**Record list**
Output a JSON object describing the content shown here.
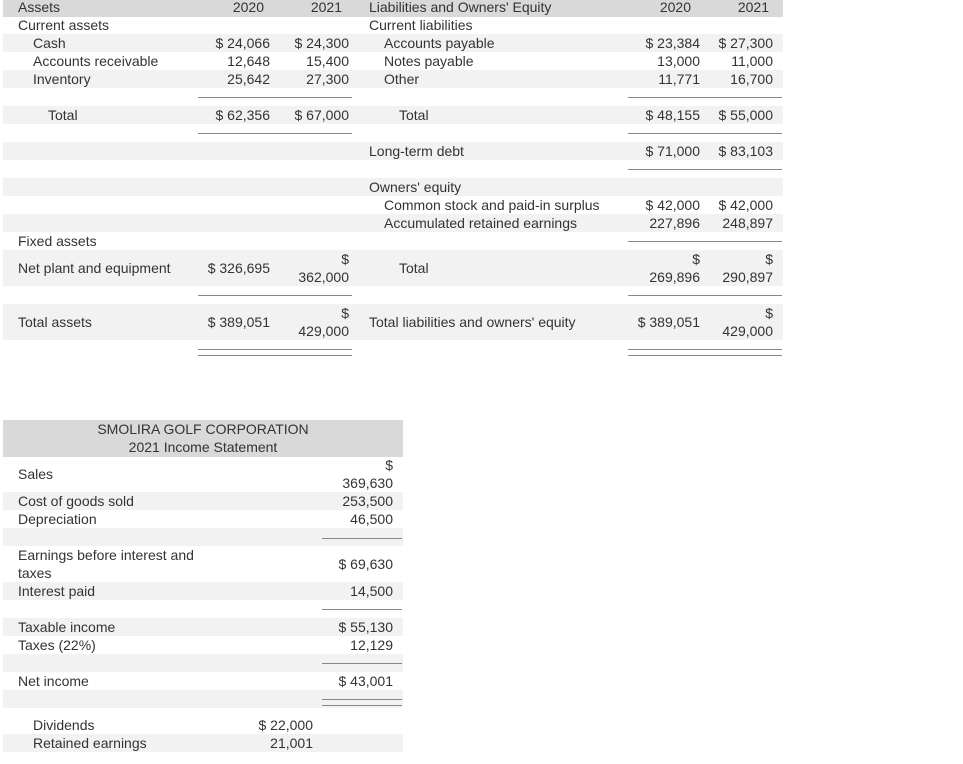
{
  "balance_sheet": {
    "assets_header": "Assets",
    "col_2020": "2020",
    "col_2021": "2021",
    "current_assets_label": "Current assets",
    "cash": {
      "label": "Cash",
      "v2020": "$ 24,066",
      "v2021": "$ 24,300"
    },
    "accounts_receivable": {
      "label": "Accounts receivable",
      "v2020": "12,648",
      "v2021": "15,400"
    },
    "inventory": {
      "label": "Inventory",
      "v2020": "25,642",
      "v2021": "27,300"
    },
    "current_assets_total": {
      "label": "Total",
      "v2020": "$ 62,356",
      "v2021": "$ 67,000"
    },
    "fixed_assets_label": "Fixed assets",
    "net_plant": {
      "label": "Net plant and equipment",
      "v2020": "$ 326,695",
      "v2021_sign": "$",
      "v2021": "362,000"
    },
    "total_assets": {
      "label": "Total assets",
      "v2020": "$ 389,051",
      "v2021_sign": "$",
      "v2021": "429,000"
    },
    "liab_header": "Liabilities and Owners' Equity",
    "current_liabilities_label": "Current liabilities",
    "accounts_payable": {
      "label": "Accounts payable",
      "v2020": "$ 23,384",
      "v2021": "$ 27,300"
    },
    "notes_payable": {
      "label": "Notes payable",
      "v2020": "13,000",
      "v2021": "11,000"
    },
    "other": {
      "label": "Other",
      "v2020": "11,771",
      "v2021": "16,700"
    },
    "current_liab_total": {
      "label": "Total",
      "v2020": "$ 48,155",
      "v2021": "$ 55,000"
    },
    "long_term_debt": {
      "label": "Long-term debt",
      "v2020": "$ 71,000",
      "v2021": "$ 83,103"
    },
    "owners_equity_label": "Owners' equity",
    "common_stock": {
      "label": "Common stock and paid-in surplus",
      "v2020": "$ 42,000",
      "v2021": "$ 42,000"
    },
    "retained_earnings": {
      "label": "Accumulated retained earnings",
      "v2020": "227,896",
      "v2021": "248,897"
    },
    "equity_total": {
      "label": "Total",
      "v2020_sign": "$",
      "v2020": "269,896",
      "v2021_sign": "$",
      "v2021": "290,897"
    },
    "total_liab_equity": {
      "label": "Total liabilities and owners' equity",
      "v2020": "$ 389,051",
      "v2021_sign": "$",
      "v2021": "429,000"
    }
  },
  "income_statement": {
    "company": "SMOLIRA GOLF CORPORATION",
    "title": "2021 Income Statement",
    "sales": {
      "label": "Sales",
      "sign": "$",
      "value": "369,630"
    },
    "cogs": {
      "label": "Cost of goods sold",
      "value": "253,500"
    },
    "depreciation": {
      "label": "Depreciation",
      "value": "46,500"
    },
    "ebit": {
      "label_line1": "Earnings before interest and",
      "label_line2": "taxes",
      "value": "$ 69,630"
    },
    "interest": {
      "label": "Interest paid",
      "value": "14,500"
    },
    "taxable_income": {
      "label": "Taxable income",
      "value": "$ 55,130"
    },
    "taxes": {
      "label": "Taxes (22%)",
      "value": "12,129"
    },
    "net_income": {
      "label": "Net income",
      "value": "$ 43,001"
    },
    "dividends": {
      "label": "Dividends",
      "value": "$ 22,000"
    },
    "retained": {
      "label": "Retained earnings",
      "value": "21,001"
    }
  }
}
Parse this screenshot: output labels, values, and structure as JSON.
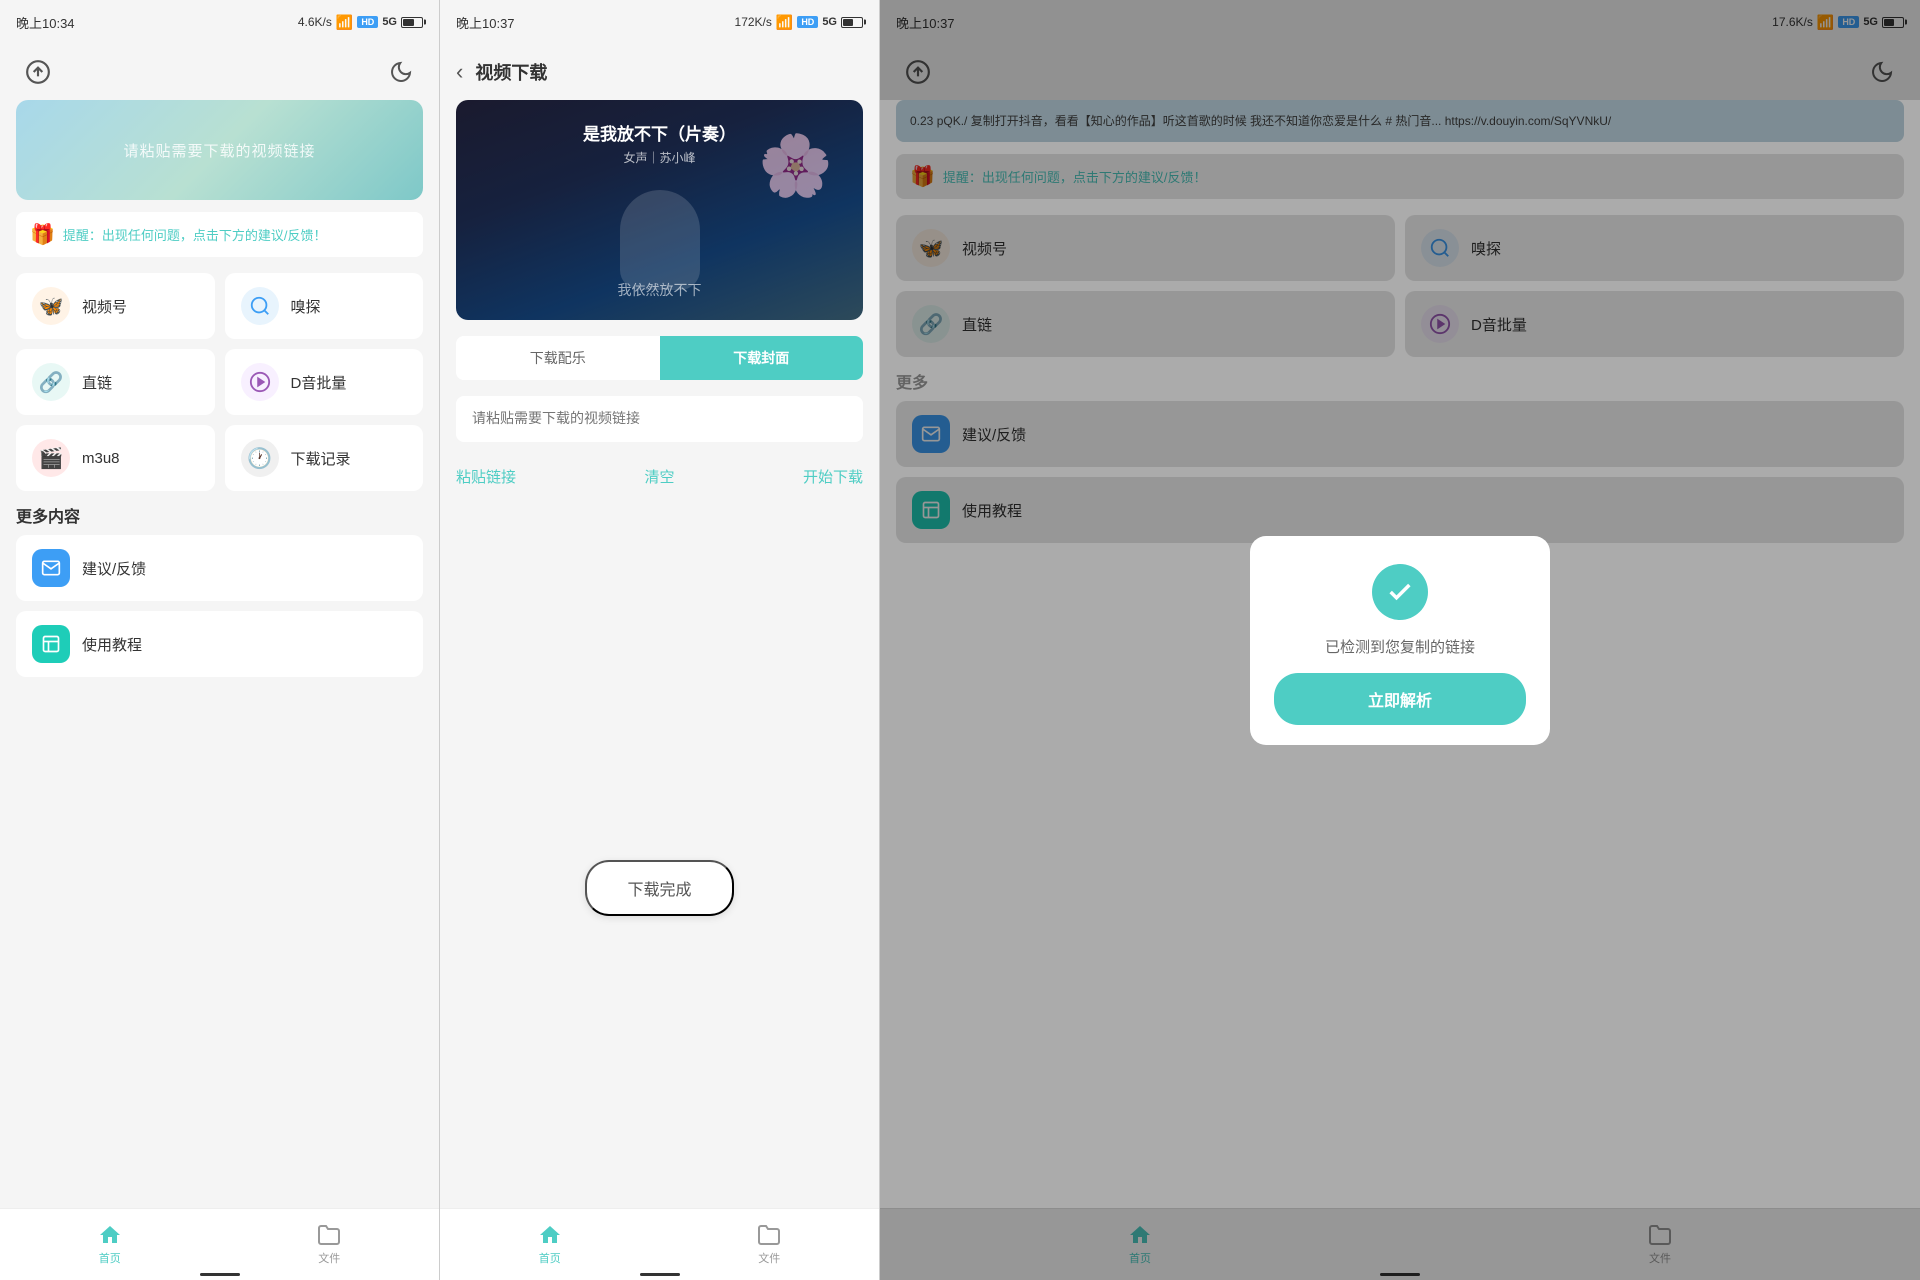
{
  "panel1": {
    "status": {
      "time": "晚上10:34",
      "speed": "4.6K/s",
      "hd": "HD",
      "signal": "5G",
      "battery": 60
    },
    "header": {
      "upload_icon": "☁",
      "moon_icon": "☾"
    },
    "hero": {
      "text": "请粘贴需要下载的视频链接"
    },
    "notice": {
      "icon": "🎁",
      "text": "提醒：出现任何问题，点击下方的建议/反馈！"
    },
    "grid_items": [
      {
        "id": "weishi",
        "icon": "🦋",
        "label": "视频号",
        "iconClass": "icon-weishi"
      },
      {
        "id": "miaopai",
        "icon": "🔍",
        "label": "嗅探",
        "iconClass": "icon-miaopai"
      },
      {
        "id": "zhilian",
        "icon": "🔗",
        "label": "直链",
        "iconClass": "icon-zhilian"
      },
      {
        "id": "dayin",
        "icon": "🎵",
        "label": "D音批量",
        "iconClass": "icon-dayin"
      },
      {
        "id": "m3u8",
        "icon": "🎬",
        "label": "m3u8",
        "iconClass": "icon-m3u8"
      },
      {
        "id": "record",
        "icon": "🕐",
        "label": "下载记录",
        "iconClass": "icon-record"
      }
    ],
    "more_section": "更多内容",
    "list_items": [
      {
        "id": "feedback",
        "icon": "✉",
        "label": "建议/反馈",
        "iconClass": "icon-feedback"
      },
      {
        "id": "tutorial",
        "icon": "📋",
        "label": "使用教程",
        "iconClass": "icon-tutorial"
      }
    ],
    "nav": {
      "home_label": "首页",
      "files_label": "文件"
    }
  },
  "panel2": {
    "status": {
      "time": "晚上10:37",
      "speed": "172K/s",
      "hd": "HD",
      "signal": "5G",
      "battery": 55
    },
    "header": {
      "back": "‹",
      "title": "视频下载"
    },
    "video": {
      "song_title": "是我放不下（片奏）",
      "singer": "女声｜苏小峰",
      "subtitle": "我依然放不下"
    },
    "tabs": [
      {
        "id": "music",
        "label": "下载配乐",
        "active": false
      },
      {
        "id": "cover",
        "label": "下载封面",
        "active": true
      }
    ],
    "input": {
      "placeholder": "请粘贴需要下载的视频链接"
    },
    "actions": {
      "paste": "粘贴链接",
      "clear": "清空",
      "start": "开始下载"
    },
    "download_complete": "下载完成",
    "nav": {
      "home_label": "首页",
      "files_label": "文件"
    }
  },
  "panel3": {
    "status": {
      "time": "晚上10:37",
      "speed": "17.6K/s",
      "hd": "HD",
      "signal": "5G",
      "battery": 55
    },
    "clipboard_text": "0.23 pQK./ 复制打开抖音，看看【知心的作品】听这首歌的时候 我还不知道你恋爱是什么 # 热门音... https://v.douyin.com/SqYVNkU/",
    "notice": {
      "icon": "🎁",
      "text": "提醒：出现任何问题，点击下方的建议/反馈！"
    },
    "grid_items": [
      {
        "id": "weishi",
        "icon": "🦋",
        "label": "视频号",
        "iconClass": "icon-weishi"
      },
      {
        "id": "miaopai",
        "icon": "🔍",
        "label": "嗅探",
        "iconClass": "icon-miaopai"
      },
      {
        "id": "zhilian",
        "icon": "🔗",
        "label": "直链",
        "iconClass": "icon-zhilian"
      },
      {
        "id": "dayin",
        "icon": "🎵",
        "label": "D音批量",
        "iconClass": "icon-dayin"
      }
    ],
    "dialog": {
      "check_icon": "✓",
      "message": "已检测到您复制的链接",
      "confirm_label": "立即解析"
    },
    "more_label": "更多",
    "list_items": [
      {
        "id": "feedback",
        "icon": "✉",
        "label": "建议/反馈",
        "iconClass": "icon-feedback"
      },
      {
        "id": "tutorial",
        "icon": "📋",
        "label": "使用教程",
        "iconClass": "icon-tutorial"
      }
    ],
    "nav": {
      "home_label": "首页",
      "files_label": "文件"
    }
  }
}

**What to produce**
Print all of the records shown above exactly, leaving out each picture.

**Task result**
Output a JSON object describing the content shown here.
{
  "balance_sheet": {
    "assets_header": "Assets",
    "col_2020": "2020",
    "col_2021": "2021",
    "current_assets_label": "Current assets",
    "cash": {
      "label": "Cash",
      "v2020": "$ 24,066",
      "v2021": "$ 24,300"
    },
    "accounts_receivable": {
      "label": "Accounts receivable",
      "v2020": "12,648",
      "v2021": "15,400"
    },
    "inventory": {
      "label": "Inventory",
      "v2020": "25,642",
      "v2021": "27,300"
    },
    "current_assets_total": {
      "label": "Total",
      "v2020": "$ 62,356",
      "v2021": "$ 67,000"
    },
    "fixed_assets_label": "Fixed assets",
    "net_plant": {
      "label": "Net plant and equipment",
      "v2020": "$ 326,695",
      "v2021_sign": "$",
      "v2021": "362,000"
    },
    "total_assets": {
      "label": "Total assets",
      "v2020": "$ 389,051",
      "v2021_sign": "$",
      "v2021": "429,000"
    },
    "liab_header": "Liabilities and Owners' Equity",
    "current_liabilities_label": "Current liabilities",
    "accounts_payable": {
      "label": "Accounts payable",
      "v2020": "$ 23,384",
      "v2021": "$ 27,300"
    },
    "notes_payable": {
      "label": "Notes payable",
      "v2020": "13,000",
      "v2021": "11,000"
    },
    "other": {
      "label": "Other",
      "v2020": "11,771",
      "v2021": "16,700"
    },
    "current_liab_total": {
      "label": "Total",
      "v2020": "$ 48,155",
      "v2021": "$ 55,000"
    },
    "long_term_debt": {
      "label": "Long-term debt",
      "v2020": "$ 71,000",
      "v2021": "$ 83,103"
    },
    "owners_equity_label": "Owners' equity",
    "common_stock": {
      "label": "Common stock and paid-in surplus",
      "v2020": "$ 42,000",
      "v2021": "$ 42,000"
    },
    "retained_earnings": {
      "label": "Accumulated retained earnings",
      "v2020": "227,896",
      "v2021": "248,897"
    },
    "equity_total": {
      "label": "Total",
      "v2020_sign": "$",
      "v2020": "269,896",
      "v2021_sign": "$",
      "v2021": "290,897"
    },
    "total_liab_equity": {
      "label": "Total liabilities and owners' equity",
      "v2020": "$ 389,051",
      "v2021_sign": "$",
      "v2021": "429,000"
    }
  },
  "income_statement": {
    "company": "SMOLIRA GOLF CORPORATION",
    "title": "2021 Income Statement",
    "sales": {
      "label": "Sales",
      "sign": "$",
      "value": "369,630"
    },
    "cogs": {
      "label": "Cost of goods sold",
      "value": "253,500"
    },
    "depreciation": {
      "label": "Depreciation",
      "value": "46,500"
    },
    "ebit": {
      "label_line1": "Earnings before interest and",
      "label_line2": "taxes",
      "value": "$ 69,630"
    },
    "interest": {
      "label": "Interest paid",
      "value": "14,500"
    },
    "taxable_income": {
      "label": "Taxable income",
      "value": "$ 55,130"
    },
    "taxes": {
      "label": "Taxes (22%)",
      "value": "12,129"
    },
    "net_income": {
      "label": "Net income",
      "value": "$ 43,001"
    },
    "dividends": {
      "label": "Dividends",
      "value": "$ 22,000"
    },
    "retained": {
      "label": "Retained earnings",
      "value": "21,001"
    }
  }
}
Parse this screenshot: output labels, values, and structure as JSON.
{
  "panel1": {
    "status": {
      "time": "晚上10:34",
      "speed": "4.6K/s",
      "hd": "HD",
      "signal": "5G",
      "battery": 60
    },
    "header": {
      "upload_icon": "☁",
      "moon_icon": "☾"
    },
    "hero": {
      "text": "请粘贴需要下载的视频链接"
    },
    "notice": {
      "icon": "🎁",
      "text": "提醒：出现任何问题，点击下方的建议/反馈！"
    },
    "grid_items": [
      {
        "id": "weishi",
        "icon": "🦋",
        "label": "视频号",
        "iconClass": "icon-weishi"
      },
      {
        "id": "miaopai",
        "icon": "🔍",
        "label": "嗅探",
        "iconClass": "icon-miaopai"
      },
      {
        "id": "zhilian",
        "icon": "🔗",
        "label": "直链",
        "iconClass": "icon-zhilian"
      },
      {
        "id": "dayin",
        "icon": "🎵",
        "label": "D音批量",
        "iconClass": "icon-dayin"
      },
      {
        "id": "m3u8",
        "icon": "🎬",
        "label": "m3u8",
        "iconClass": "icon-m3u8"
      },
      {
        "id": "record",
        "icon": "🕐",
        "label": "下载记录",
        "iconClass": "icon-record"
      }
    ],
    "more_section": "更多内容",
    "list_items": [
      {
        "id": "feedback",
        "icon": "✉",
        "label": "建议/反馈",
        "iconClass": "icon-feedback"
      },
      {
        "id": "tutorial",
        "icon": "📋",
        "label": "使用教程",
        "iconClass": "icon-tutorial"
      }
    ],
    "nav": {
      "home_label": "首页",
      "files_label": "文件"
    }
  },
  "panel2": {
    "status": {
      "time": "晚上10:37",
      "speed": "172K/s",
      "hd": "HD",
      "signal": "5G",
      "battery": 55
    },
    "header": {
      "back": "‹",
      "title": "视频下载"
    },
    "video": {
      "song_title": "是我放不下（片奏）",
      "singer": "女声｜苏小峰",
      "subtitle": "我依然放不下"
    },
    "tabs": [
      {
        "id": "music",
        "label": "下载配乐",
        "active": false
      },
      {
        "id": "cover",
        "label": "下载封面",
        "active": true
      }
    ],
    "input": {
      "placeholder": "请粘贴需要下载的视频链接"
    },
    "actions": {
      "paste": "粘贴链接",
      "clear": "清空",
      "start": "开始下载"
    },
    "download_complete": "下载完成",
    "nav": {
      "home_label": "首页",
      "files_label": "文件"
    }
  },
  "panel3": {
    "status": {
      "time": "晚上10:37",
      "speed": "17.6K/s",
      "hd": "HD",
      "signal": "5G",
      "battery": 55
    },
    "clipboard_text": "0.23 pQK./ 复制打开抖音，看看【知心的作品】听这首歌的时候 我还不知道你恋爱是什么 # 热门音... https://v.douyin.com/SqYVNkU/",
    "notice": {
      "icon": "🎁",
      "text": "提醒：出现任何问题，点击下方的建议/反馈！"
    },
    "grid_items": [
      {
        "id": "weishi",
        "icon": "🦋",
        "label": "视频号",
        "iconClass": "icon-weishi"
      },
      {
        "id": "miaopai",
        "icon": "🔍",
        "label": "嗅探",
        "iconClass": "icon-miaopai"
      },
      {
        "id": "zhilian",
        "icon": "🔗",
        "label": "直链",
        "iconClass": "icon-zhilian"
      },
      {
        "id": "dayin",
        "icon": "🎵",
        "label": "D音批量",
        "iconClass": "icon-dayin"
      }
    ],
    "dialog": {
      "check_icon": "✓",
      "message": "已检测到您复制的链接",
      "confirm_label": "立即解析"
    },
    "more_label": "更多",
    "list_items": [
      {
        "id": "feedback",
        "icon": "✉",
        "label": "建议/反馈",
        "iconClass": "icon-feedback"
      },
      {
        "id": "tutorial",
        "icon": "📋",
        "label": "使用教程",
        "iconClass": "icon-tutorial"
      }
    ],
    "nav": {
      "home_label": "首页",
      "files_label": "文件"
    }
  }
}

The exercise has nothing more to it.